▶ What you have to do
Looking through the listing, how many of its lines hold the word "puede"? Answer with only the number.

Source data start

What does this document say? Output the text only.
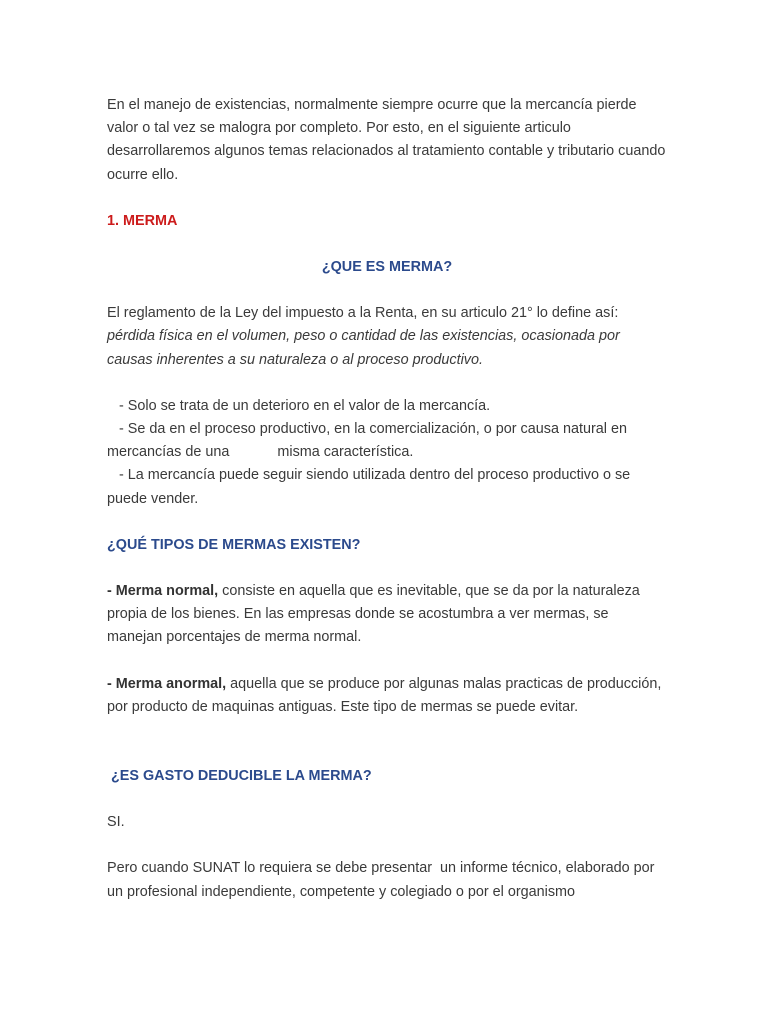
En el manejo de existencias, normalmente siempre ocurre que la mercancía pierde valor o tal vez se malogra por completo. Por esto, en el siguiente articulo desarrollaremos algunos temas relacionados al tratamiento contable y tributario cuando ocurre ello.

1. MERMA

¿QUE ES MERMA?

El reglamento de la Ley del impuesto a la Renta, en su articulo 21° lo define así: pérdida física en el volumen, peso o cantidad de las existencias, ocasionada por causas inherentes a su naturaleza o al proceso productivo.

- Solo se trata de un deterioro en el valor de la mercancía.

- Se da en el proceso productivo, en la comercialización, o por causa natural en mercancías de una	misma característica.

- La mercancía puede seguir siendo utilizada dentro del proceso productivo o se puede vender.

¿QUÉ TIPOS DE MERMAS EXISTEN?

- Merma normal, consiste en aquella que es inevitable, que se da por la naturaleza propia de los bienes. En las empresas donde se acostumbra a ver mermas, se manejan porcentajes de merma normal.

- Merma anormal, aquella que se produce por algunas malas practicas de producción, por producto de maquinas antiguas. Este tipo de mermas se puede evitar.

¿ES GASTO DEDUCIBLE LA MERMA?

SI.

Pero cuando SUNAT lo requiera se debe presentar  un informe técnico, elaborado por un profesional independiente, competente y colegiado o por el organismo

Source data end

▶ Exercise solution
2